**What is needed**
Copy out every line of the items below with no changes to any character.

**Dataset excerpts**
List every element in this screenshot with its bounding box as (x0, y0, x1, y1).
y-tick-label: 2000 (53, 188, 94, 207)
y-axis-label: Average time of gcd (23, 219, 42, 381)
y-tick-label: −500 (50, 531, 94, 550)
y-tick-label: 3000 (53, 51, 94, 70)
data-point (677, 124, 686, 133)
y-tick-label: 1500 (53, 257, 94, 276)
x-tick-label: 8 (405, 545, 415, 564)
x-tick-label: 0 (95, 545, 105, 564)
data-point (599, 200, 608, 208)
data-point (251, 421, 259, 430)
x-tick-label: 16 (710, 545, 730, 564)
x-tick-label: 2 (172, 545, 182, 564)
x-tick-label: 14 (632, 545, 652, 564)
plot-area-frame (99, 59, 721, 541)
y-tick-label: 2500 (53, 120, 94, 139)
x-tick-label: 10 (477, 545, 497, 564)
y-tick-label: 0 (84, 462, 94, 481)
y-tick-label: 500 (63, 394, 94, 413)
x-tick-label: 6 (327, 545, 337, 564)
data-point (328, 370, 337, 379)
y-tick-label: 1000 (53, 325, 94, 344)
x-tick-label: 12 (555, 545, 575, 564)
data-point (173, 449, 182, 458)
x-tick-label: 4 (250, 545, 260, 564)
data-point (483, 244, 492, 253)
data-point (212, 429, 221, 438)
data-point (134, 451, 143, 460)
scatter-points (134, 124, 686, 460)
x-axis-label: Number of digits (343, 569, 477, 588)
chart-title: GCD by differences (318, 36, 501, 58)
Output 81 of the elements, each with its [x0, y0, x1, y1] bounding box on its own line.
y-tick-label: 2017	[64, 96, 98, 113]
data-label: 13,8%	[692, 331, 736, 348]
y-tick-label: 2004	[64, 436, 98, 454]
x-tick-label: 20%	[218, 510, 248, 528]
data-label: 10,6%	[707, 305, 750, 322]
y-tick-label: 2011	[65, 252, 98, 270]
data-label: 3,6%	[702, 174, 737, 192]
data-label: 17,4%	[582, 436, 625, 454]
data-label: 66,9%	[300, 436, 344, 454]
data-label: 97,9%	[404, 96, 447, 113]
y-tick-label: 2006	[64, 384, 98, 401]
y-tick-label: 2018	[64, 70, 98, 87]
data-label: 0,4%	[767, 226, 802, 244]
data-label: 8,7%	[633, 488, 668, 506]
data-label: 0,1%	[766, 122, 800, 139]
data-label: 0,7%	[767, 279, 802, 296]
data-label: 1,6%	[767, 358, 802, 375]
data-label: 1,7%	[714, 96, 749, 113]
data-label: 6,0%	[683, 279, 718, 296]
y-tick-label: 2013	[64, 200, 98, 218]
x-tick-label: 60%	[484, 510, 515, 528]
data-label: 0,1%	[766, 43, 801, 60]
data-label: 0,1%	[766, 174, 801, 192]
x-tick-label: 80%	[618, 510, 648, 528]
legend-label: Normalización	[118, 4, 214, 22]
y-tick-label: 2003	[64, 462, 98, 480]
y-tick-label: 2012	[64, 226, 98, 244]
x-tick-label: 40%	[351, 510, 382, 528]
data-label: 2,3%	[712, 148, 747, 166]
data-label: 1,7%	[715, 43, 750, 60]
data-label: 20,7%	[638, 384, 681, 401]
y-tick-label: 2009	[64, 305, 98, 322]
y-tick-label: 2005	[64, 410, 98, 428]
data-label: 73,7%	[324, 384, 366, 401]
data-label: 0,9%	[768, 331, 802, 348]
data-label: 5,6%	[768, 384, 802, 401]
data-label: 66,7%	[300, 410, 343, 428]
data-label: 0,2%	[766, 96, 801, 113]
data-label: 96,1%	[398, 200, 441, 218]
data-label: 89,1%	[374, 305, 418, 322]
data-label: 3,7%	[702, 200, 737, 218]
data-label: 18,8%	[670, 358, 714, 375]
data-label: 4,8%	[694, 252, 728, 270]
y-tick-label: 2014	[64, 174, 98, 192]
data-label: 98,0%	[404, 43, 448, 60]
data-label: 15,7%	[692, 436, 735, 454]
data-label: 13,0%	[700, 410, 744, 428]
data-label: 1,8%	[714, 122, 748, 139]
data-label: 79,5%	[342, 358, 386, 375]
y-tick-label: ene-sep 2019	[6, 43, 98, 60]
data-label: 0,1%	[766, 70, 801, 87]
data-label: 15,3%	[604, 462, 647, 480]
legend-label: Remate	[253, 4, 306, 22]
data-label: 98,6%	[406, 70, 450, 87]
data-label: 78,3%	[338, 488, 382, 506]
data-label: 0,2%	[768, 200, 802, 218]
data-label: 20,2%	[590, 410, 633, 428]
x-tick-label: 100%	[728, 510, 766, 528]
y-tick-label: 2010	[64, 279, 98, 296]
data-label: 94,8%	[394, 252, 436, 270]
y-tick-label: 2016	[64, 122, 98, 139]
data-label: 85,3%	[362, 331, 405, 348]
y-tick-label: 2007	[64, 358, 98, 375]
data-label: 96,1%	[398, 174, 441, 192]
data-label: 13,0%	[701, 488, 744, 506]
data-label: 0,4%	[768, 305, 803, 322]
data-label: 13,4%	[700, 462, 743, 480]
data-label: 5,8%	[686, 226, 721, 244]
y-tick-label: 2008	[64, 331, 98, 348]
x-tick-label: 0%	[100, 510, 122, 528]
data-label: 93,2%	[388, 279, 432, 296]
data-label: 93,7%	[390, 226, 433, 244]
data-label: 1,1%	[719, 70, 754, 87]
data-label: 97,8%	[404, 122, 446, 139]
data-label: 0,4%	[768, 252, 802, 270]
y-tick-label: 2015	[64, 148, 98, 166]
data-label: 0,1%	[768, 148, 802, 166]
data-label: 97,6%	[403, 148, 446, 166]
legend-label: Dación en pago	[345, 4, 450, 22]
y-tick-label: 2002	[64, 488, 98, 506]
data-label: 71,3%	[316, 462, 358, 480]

**Task response**
List every element in this screenshot with its bounding box as (x0, y0, x1, y1).
y-tick-label: 2000 (53, 188, 94, 207)
y-axis-label: Average time of gcd (23, 219, 42, 381)
y-tick-label: −500 (50, 531, 94, 550)
y-tick-label: 3000 (53, 51, 94, 70)
data-point (677, 124, 686, 133)
y-tick-label: 1500 (53, 257, 94, 276)
x-tick-label: 8 (405, 545, 415, 564)
x-tick-label: 0 (95, 545, 105, 564)
data-point (599, 200, 608, 208)
data-point (251, 421, 259, 430)
x-tick-label: 16 (710, 545, 730, 564)
x-tick-label: 2 (172, 545, 182, 564)
x-tick-label: 14 (632, 545, 652, 564)
plot-area-frame (99, 59, 721, 541)
y-tick-label: 2500 (53, 120, 94, 139)
x-tick-label: 10 (477, 545, 497, 564)
y-tick-label: 0 (84, 462, 94, 481)
y-tick-label: 500 (63, 394, 94, 413)
x-tick-label: 6 (327, 545, 337, 564)
data-point (328, 370, 337, 379)
y-tick-label: 1000 (53, 325, 94, 344)
x-tick-label: 12 (555, 545, 575, 564)
data-point (173, 449, 182, 458)
x-tick-label: 4 (250, 545, 260, 564)
data-point (483, 244, 492, 253)
data-point (212, 429, 221, 438)
data-point (134, 451, 143, 460)
scatter-points (134, 124, 686, 460)
x-axis-label: Number of digits (343, 569, 477, 588)
chart-title: GCD by differences (318, 36, 501, 58)
Output 81 of the elements, each with its [x0, y0, x1, y1] bounding box on its own line.
y-tick-label: 2017	[64, 96, 98, 113]
data-label: 13,8%	[692, 331, 736, 348]
y-tick-label: 2004	[64, 436, 98, 454]
x-tick-label: 20%	[218, 510, 248, 528]
data-label: 10,6%	[707, 305, 750, 322]
y-tick-label: 2011	[65, 252, 98, 270]
data-label: 3,6%	[702, 174, 737, 192]
data-label: 17,4%	[582, 436, 625, 454]
data-label: 66,9%	[300, 436, 344, 454]
data-label: 97,9%	[404, 96, 447, 113]
y-tick-label: 2006	[64, 384, 98, 401]
y-tick-label: 2018	[64, 70, 98, 87]
data-label: 0,4%	[767, 226, 802, 244]
data-label: 8,7%	[633, 488, 668, 506]
data-label: 0,1%	[766, 122, 800, 139]
data-label: 0,7%	[767, 279, 802, 296]
data-label: 1,6%	[767, 358, 802, 375]
data-label: 1,7%	[714, 96, 749, 113]
data-label: 6,0%	[683, 279, 718, 296]
y-tick-label: 2013	[64, 200, 98, 218]
x-tick-label: 60%	[484, 510, 515, 528]
data-label: 0,1%	[766, 43, 801, 60]
data-label: 0,1%	[766, 174, 801, 192]
x-tick-label: 80%	[618, 510, 648, 528]
legend-label: Normalización	[118, 4, 214, 22]
y-tick-label: 2003	[64, 462, 98, 480]
y-tick-label: 2012	[64, 226, 98, 244]
x-tick-label: 40%	[351, 510, 382, 528]
data-label: 2,3%	[712, 148, 747, 166]
data-label: 1,7%	[715, 43, 750, 60]
data-label: 20,7%	[638, 384, 681, 401]
y-tick-label: 2009	[64, 305, 98, 322]
y-tick-label: 2005	[64, 410, 98, 428]
data-label: 73,7%	[324, 384, 366, 401]
data-label: 0,9%	[768, 331, 802, 348]
data-label: 5,6%	[768, 384, 802, 401]
data-label: 66,7%	[300, 410, 343, 428]
data-label: 0,2%	[766, 96, 801, 113]
data-label: 96,1%	[398, 200, 441, 218]
data-label: 89,1%	[374, 305, 418, 322]
data-label: 3,7%	[702, 200, 737, 218]
data-label: 18,8%	[670, 358, 714, 375]
data-label: 4,8%	[694, 252, 728, 270]
y-tick-label: 2014	[64, 174, 98, 192]
data-label: 98,0%	[404, 43, 448, 60]
data-label: 15,7%	[692, 436, 735, 454]
data-label: 13,0%	[700, 410, 744, 428]
data-label: 1,8%	[714, 122, 748, 139]
data-label: 79,5%	[342, 358, 386, 375]
y-tick-label: ene-sep 2019	[6, 43, 98, 60]
data-label: 0,1%	[766, 70, 801, 87]
data-label: 15,3%	[604, 462, 647, 480]
legend-label: Remate	[253, 4, 306, 22]
data-label: 98,6%	[406, 70, 450, 87]
data-label: 78,3%	[338, 488, 382, 506]
data-label: 0,2%	[768, 200, 802, 218]
data-label: 20,2%	[590, 410, 633, 428]
x-tick-label: 100%	[728, 510, 766, 528]
y-tick-label: 2010	[64, 279, 98, 296]
data-label: 94,8%	[394, 252, 436, 270]
y-tick-label: 2016	[64, 122, 98, 139]
data-label: 85,3%	[362, 331, 405, 348]
y-tick-label: 2007	[64, 358, 98, 375]
data-label: 96,1%	[398, 174, 441, 192]
data-label: 13,0%	[701, 488, 744, 506]
data-label: 0,4%	[768, 305, 803, 322]
data-label: 13,4%	[700, 462, 743, 480]
data-label: 5,8%	[686, 226, 721, 244]
y-tick-label: 2008	[64, 331, 98, 348]
x-tick-label: 0%	[100, 510, 122, 528]
data-label: 93,2%	[388, 279, 432, 296]
data-label: 93,7%	[390, 226, 433, 244]
data-label: 1,1%	[719, 70, 754, 87]
data-label: 97,8%	[404, 122, 446, 139]
data-label: 0,4%	[768, 252, 802, 270]
y-tick-label: 2015	[64, 148, 98, 166]
data-label: 0,1%	[768, 148, 802, 166]
data-label: 97,6%	[403, 148, 446, 166]
legend-label: Dación en pago	[345, 4, 450, 22]
y-tick-label: 2002	[64, 488, 98, 506]
data-label: 71,3%	[316, 462, 358, 480]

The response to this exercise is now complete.